▸ **Figure content listings**:
>>
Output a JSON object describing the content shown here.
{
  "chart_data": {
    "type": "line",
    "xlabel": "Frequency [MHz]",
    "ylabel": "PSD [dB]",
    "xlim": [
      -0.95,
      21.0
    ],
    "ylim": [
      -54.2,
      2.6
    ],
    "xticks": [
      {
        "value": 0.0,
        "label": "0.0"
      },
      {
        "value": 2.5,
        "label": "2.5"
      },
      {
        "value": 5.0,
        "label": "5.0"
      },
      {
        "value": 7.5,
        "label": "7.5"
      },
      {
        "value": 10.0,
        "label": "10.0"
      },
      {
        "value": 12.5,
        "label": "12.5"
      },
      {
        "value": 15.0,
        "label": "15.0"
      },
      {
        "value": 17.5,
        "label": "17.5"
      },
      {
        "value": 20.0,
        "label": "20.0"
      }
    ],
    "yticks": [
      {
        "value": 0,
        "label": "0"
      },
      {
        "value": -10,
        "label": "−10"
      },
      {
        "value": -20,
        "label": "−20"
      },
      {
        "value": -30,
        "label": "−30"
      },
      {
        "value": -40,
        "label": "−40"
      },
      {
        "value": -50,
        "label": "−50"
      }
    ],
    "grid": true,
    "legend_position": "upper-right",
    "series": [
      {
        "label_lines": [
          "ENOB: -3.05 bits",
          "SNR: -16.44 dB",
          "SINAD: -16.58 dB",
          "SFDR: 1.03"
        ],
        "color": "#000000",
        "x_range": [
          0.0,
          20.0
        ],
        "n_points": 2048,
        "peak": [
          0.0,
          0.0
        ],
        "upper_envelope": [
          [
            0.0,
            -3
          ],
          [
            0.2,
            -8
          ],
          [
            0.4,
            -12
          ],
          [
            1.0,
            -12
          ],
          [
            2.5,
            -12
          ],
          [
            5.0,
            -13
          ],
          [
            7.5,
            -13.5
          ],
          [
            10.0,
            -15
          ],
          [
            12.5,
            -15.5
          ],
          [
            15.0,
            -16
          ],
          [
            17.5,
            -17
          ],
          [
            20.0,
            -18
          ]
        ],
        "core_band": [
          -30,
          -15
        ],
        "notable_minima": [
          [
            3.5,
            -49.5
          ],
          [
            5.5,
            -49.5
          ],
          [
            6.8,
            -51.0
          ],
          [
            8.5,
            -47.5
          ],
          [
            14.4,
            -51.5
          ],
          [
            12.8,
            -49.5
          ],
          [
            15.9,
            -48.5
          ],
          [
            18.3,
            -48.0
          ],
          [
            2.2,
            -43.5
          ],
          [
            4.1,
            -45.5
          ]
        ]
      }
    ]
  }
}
<<
▸ **THE TASK**: Set down the material above again, word for word.

▸ **EXERCISE RESPONSE**:
Output a JSON object describing the content shown here.
{
  "chart_data": {
    "type": "line",
    "xlabel": "Frequency [MHz]",
    "ylabel": "PSD [dB]",
    "xlim": [
      -0.95,
      21.0
    ],
    "ylim": [
      -54.2,
      2.6
    ],
    "xticks": [
      {
        "value": 0.0,
        "label": "0.0"
      },
      {
        "value": 2.5,
        "label": "2.5"
      },
      {
        "value": 5.0,
        "label": "5.0"
      },
      {
        "value": 7.5,
        "label": "7.5"
      },
      {
        "value": 10.0,
        "label": "10.0"
      },
      {
        "value": 12.5,
        "label": "12.5"
      },
      {
        "value": 15.0,
        "label": "15.0"
      },
      {
        "value": 17.5,
        "label": "17.5"
      },
      {
        "value": 20.0,
        "label": "20.0"
      }
    ],
    "yticks": [
      {
        "value": 0,
        "label": "0"
      },
      {
        "value": -10,
        "label": "−10"
      },
      {
        "value": -20,
        "label": "−20"
      },
      {
        "value": -30,
        "label": "−30"
      },
      {
        "value": -40,
        "label": "−40"
      },
      {
        "value": -50,
        "label": "−50"
      }
    ],
    "grid": true,
    "legend_position": "upper-right",
    "series": [
      {
        "label_lines": [
          "ENOB: -3.05 bits",
          "SNR: -16.44 dB",
          "SINAD: -16.58 dB",
          "SFDR: 1.03"
        ],
        "color": "#000000",
        "x_range": [
          0.0,
          20.0
        ],
        "n_points": 2048,
        "peak": [
          0.0,
          0.0
        ],
        "upper_envelope": [
          [
            0.0,
            -3
          ],
          [
            0.2,
            -8
          ],
          [
            0.4,
            -12
          ],
          [
            1.0,
            -12
          ],
          [
            2.5,
            -12
          ],
          [
            5.0,
            -13
          ],
          [
            7.5,
            -13.5
          ],
          [
            10.0,
            -15
          ],
          [
            12.5,
            -15.5
          ],
          [
            15.0,
            -16
          ],
          [
            17.5,
            -17
          ],
          [
            20.0,
            -18
          ]
        ],
        "core_band": [
          -30,
          -15
        ],
        "notable_minima": [
          [
            3.5,
            -49.5
          ],
          [
            5.5,
            -49.5
          ],
          [
            6.8,
            -51.0
          ],
          [
            8.5,
            -47.5
          ],
          [
            14.4,
            -51.5
          ],
          [
            12.8,
            -49.5
          ],
          [
            15.9,
            -48.5
          ],
          [
            18.3,
            -48.0
          ],
          [
            2.2,
            -43.5
          ],
          [
            4.1,
            -45.5
          ]
        ]
      }
    ]
  }
}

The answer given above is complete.